**Set task:**
Put the part of the items below that opens with the line containing "List all visible" and closes with the line containing "spectrogram-noise-cell bbox=[201, 230, 207, 235]" into a JSON list of strings, one string per line, with blank lines left out.

(Box coordinate listings)
--------------------

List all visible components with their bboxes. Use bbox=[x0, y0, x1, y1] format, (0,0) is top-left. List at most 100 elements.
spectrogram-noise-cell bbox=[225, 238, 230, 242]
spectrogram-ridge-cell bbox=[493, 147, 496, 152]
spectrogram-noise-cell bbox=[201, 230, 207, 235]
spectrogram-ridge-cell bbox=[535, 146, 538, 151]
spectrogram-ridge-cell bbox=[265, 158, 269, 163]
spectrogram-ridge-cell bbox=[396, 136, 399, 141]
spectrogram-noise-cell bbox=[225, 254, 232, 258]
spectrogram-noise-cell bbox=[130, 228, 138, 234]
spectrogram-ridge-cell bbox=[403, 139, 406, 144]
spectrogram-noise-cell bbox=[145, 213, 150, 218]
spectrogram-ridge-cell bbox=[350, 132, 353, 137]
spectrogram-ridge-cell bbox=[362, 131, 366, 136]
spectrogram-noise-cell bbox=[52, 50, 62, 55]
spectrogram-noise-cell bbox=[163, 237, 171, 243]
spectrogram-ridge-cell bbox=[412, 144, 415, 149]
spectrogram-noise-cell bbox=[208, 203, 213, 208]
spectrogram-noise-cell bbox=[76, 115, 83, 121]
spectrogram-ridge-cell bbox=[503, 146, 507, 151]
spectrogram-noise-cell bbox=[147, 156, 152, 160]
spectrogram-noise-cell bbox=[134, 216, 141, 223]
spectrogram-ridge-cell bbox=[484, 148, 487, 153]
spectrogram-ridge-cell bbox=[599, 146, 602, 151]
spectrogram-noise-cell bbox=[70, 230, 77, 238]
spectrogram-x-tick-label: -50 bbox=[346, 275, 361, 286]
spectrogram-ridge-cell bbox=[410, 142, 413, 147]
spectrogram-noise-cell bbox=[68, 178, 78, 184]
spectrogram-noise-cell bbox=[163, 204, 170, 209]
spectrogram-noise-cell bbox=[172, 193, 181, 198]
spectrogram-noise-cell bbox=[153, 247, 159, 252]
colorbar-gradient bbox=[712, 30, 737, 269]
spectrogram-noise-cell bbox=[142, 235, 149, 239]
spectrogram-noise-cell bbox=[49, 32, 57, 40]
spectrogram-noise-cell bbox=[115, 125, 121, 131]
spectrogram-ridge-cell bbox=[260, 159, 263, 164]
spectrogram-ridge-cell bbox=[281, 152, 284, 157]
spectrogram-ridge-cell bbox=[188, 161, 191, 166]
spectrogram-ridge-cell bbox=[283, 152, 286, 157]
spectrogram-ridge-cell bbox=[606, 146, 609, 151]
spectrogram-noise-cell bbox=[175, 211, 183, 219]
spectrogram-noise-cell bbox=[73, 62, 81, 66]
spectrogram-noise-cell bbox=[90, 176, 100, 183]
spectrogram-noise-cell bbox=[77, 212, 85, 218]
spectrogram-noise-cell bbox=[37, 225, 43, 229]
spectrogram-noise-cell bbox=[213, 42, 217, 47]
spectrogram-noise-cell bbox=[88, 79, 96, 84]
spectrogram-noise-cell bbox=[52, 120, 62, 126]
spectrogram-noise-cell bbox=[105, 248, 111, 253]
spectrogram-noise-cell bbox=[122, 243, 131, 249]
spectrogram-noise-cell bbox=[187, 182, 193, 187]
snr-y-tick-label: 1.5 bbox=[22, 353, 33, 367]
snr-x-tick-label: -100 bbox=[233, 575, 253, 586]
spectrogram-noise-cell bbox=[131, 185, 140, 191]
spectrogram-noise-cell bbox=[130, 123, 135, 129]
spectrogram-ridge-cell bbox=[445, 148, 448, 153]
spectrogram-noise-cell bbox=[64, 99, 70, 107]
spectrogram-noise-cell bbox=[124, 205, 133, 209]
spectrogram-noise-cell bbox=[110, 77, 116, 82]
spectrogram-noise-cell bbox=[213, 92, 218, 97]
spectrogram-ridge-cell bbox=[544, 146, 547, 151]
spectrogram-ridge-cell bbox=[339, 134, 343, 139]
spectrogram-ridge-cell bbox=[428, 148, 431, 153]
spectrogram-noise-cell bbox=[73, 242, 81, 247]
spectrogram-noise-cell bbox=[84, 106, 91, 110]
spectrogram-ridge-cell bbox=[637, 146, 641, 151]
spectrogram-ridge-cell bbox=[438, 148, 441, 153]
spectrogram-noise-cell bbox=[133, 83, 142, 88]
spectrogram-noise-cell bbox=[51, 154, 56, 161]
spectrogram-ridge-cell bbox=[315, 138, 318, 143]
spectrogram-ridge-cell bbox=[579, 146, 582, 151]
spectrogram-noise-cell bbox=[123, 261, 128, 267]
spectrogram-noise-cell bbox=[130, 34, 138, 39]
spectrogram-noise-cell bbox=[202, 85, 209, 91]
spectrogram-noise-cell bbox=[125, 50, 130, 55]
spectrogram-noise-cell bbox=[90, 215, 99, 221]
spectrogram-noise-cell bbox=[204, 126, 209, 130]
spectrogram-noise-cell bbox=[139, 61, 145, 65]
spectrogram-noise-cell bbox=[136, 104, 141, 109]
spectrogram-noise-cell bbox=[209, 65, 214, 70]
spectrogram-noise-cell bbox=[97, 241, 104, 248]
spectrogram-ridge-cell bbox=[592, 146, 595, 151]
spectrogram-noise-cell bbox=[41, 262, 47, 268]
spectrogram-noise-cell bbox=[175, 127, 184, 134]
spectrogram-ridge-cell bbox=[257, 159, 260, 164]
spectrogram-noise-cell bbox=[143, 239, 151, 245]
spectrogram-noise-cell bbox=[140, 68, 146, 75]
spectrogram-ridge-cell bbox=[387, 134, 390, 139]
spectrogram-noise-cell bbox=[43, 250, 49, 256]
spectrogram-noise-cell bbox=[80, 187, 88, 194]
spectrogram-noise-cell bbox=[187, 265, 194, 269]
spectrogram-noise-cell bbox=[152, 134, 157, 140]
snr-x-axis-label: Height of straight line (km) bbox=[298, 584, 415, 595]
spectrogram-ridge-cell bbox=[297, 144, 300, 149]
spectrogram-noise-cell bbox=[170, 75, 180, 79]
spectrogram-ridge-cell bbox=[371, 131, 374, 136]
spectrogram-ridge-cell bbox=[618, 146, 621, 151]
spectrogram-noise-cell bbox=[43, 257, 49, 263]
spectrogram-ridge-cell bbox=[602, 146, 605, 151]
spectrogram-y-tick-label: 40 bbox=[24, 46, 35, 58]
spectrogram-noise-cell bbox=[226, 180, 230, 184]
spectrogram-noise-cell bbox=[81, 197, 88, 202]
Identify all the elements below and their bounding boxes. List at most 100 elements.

--------------------

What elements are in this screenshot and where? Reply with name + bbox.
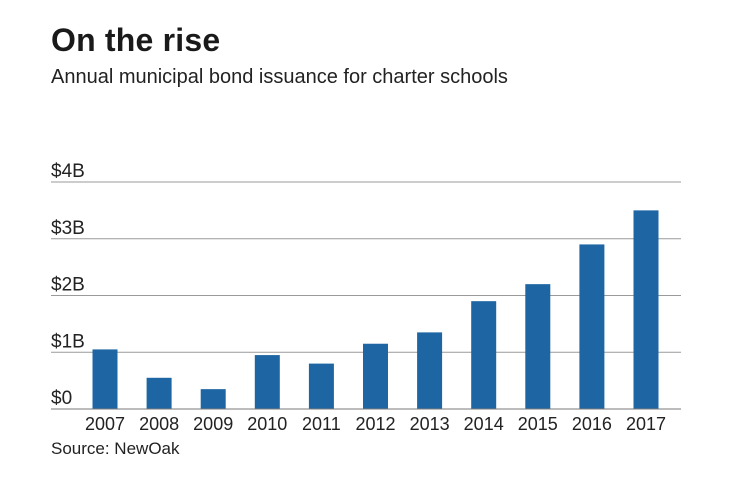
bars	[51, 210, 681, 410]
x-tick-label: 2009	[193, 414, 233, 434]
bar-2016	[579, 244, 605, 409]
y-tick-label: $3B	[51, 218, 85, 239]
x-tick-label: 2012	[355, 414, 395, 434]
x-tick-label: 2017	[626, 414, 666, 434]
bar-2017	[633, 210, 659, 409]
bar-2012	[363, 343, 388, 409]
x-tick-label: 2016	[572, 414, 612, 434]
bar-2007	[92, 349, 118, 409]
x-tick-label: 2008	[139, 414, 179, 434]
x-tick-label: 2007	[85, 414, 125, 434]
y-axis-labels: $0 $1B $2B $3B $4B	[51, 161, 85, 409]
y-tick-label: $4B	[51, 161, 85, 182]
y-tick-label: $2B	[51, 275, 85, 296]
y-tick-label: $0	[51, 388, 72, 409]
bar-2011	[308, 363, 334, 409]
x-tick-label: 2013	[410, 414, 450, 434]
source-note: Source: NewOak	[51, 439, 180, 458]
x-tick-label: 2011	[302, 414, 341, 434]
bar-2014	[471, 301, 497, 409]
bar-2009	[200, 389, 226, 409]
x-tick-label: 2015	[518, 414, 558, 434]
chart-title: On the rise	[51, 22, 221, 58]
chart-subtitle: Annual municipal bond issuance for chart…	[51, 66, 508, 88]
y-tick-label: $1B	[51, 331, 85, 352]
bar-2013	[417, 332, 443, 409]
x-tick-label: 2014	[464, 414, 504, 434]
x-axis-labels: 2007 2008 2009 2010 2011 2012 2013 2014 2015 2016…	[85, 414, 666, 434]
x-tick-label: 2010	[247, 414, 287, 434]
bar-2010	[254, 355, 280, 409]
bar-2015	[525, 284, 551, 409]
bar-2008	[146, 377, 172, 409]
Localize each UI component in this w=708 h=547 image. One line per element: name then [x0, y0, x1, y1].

--------------------

**Reply:**
[
  "List all visible components with their bboxes. Use bbox=[x0, y0, x1, y1] format, (0,0) is top-left. List at most 100 elements.",
  "spectrogram-noise-cell bbox=[225, 238, 230, 242]",
  "spectrogram-ridge-cell bbox=[493, 147, 496, 152]",
  "spectrogram-noise-cell bbox=[201, 230, 207, 235]"
]